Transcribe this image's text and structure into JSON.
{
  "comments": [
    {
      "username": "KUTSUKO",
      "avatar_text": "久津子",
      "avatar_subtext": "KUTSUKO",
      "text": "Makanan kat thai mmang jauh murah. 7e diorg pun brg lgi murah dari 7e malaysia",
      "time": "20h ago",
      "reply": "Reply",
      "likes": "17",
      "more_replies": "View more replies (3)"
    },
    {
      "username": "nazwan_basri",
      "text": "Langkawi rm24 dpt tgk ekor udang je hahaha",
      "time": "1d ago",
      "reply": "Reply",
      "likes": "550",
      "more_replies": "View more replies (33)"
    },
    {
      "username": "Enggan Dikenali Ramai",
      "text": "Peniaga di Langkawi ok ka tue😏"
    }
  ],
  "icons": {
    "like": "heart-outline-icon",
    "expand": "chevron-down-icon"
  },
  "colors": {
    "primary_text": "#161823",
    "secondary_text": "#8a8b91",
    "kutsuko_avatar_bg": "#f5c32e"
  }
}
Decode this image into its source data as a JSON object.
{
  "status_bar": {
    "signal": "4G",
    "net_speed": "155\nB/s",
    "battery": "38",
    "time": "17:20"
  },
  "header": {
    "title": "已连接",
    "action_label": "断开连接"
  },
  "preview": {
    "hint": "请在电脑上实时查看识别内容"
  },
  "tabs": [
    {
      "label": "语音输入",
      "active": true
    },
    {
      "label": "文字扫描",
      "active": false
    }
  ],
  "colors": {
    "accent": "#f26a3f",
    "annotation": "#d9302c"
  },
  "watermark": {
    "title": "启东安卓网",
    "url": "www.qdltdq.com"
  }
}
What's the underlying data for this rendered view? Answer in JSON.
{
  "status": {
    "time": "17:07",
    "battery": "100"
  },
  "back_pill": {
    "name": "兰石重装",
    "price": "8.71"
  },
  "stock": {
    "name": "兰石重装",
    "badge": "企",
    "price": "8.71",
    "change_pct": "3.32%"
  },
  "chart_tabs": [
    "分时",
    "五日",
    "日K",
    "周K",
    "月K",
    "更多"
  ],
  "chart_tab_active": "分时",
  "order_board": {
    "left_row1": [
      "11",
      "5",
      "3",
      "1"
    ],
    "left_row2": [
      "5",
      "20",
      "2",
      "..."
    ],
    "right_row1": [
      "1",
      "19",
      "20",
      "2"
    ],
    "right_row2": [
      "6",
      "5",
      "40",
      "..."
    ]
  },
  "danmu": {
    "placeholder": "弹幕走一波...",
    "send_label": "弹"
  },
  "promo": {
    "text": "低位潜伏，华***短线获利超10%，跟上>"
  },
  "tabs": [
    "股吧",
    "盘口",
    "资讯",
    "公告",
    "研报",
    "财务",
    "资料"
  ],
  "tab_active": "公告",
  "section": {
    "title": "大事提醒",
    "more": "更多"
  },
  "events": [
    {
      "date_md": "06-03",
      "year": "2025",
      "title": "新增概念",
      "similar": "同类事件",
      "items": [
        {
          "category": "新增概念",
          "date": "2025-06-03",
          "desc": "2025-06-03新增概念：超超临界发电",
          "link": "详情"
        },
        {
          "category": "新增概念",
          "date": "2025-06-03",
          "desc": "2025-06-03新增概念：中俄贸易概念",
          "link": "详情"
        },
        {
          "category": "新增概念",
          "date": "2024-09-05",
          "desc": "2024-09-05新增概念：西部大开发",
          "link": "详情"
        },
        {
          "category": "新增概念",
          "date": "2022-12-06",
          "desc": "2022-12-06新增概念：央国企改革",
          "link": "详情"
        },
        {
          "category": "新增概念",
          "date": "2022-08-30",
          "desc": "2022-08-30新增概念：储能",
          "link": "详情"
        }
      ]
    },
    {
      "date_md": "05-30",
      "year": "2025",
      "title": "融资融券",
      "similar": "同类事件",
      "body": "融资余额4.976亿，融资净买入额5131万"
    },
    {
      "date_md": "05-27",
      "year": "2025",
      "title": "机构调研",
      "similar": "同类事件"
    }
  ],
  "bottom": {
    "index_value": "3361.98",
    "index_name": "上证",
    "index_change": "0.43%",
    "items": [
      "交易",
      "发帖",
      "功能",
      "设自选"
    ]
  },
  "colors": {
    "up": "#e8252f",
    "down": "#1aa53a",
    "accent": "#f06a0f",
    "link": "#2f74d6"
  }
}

* * * * * * *

▶ _CHALLENGE_:
Tally the lines of the data that hold the string "down". Answer with the number and nothing more.

▶ _RESPONSE TO THIS EXERCISE_:
2